#### RAW RECORDS
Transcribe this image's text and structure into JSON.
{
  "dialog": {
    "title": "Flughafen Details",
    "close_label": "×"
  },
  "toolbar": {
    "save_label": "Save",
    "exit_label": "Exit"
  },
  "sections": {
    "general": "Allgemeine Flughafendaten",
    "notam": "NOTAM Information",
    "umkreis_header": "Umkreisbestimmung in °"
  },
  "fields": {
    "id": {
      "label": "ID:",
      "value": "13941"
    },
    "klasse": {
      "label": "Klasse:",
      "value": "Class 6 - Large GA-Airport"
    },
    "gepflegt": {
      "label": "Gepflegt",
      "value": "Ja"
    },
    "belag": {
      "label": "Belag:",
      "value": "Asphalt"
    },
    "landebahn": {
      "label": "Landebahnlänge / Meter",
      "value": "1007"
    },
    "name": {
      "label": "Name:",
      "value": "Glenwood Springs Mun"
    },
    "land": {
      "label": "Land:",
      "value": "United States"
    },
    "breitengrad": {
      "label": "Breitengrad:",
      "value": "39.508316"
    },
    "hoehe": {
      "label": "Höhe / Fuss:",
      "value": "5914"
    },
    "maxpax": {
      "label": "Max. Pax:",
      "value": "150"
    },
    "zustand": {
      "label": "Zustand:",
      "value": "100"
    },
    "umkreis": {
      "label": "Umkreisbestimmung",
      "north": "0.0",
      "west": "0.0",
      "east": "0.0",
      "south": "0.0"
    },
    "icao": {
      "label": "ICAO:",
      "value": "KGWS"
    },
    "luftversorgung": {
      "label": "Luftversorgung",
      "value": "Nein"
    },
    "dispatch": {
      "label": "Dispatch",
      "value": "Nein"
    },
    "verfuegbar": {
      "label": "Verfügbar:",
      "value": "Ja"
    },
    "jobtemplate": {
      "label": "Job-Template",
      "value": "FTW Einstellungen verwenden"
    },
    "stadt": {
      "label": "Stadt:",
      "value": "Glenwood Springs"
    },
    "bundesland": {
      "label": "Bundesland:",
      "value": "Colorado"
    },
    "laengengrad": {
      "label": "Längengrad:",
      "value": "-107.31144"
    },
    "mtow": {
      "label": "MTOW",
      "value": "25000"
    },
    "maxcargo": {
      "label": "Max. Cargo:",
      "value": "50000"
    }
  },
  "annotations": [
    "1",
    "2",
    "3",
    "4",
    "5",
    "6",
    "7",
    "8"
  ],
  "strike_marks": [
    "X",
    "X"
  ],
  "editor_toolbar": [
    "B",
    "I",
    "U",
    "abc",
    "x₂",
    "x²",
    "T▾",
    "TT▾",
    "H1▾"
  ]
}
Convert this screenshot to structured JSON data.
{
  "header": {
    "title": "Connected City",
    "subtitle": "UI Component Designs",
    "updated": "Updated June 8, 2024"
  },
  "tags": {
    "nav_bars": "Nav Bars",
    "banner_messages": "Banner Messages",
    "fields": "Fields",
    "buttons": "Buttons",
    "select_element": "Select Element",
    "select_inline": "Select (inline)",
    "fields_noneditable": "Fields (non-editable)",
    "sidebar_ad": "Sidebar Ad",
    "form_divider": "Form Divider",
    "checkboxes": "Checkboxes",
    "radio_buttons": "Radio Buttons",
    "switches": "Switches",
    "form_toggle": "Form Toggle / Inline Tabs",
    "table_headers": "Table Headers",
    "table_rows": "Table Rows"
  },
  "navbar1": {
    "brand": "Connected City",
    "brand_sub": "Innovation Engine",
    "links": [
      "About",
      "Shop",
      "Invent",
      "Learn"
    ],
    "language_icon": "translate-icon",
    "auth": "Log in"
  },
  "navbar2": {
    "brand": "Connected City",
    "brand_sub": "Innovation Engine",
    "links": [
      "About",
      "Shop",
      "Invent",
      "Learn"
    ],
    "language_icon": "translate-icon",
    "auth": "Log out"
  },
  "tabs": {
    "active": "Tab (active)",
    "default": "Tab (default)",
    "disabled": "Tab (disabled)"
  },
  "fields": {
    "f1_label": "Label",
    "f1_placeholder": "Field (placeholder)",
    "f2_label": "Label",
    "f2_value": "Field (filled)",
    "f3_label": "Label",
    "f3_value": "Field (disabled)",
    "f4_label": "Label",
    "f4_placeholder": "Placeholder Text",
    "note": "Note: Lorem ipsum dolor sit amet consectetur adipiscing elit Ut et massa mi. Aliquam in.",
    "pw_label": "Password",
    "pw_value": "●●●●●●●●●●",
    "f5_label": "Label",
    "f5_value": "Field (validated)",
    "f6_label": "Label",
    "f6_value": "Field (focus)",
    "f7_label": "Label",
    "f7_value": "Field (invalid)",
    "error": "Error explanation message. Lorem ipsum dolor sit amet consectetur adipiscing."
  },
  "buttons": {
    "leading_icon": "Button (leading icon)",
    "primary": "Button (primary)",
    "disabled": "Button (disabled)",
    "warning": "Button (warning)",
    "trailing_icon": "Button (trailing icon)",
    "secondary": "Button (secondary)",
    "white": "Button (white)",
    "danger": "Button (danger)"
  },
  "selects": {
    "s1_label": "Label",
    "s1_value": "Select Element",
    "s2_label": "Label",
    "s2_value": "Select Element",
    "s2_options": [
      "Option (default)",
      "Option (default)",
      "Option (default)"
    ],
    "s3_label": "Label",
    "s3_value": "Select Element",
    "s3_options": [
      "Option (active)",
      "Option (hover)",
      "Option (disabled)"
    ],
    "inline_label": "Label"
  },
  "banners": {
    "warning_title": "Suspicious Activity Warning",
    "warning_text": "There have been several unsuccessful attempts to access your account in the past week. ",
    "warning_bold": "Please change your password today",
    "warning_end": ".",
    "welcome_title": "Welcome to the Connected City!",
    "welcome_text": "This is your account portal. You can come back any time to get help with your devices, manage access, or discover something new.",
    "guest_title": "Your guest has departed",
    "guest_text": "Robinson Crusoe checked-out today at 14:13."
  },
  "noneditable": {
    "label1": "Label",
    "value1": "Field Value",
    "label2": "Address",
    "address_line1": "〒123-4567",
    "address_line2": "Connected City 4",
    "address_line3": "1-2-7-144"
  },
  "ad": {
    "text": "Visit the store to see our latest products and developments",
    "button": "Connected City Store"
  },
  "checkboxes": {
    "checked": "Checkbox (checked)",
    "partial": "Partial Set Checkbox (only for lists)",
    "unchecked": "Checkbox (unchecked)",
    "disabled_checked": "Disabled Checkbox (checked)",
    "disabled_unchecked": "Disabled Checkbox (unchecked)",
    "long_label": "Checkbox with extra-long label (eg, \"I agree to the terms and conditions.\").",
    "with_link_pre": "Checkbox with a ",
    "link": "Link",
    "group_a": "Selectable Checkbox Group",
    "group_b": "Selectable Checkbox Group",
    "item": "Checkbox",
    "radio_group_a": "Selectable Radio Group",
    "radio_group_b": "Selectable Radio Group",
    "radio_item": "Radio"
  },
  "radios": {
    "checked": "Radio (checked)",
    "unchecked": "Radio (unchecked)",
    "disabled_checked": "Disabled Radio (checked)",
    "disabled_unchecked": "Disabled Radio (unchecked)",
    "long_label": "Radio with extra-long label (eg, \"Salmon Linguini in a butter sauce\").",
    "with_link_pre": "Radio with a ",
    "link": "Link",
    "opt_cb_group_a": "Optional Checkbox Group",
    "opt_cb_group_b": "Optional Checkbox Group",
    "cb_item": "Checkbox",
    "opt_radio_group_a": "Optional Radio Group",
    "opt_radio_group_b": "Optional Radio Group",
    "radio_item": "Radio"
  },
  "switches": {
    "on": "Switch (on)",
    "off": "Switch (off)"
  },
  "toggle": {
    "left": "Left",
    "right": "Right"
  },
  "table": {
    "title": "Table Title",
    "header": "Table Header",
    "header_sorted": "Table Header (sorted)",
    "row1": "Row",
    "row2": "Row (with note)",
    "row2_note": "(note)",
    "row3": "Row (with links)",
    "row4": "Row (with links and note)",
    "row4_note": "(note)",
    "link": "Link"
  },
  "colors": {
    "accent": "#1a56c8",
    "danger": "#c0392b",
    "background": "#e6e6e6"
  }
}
########
- _YOUR TASK_
Count the lines that hold the string "Optional", and reply with that number alone.

- _FINAL RESULT_
4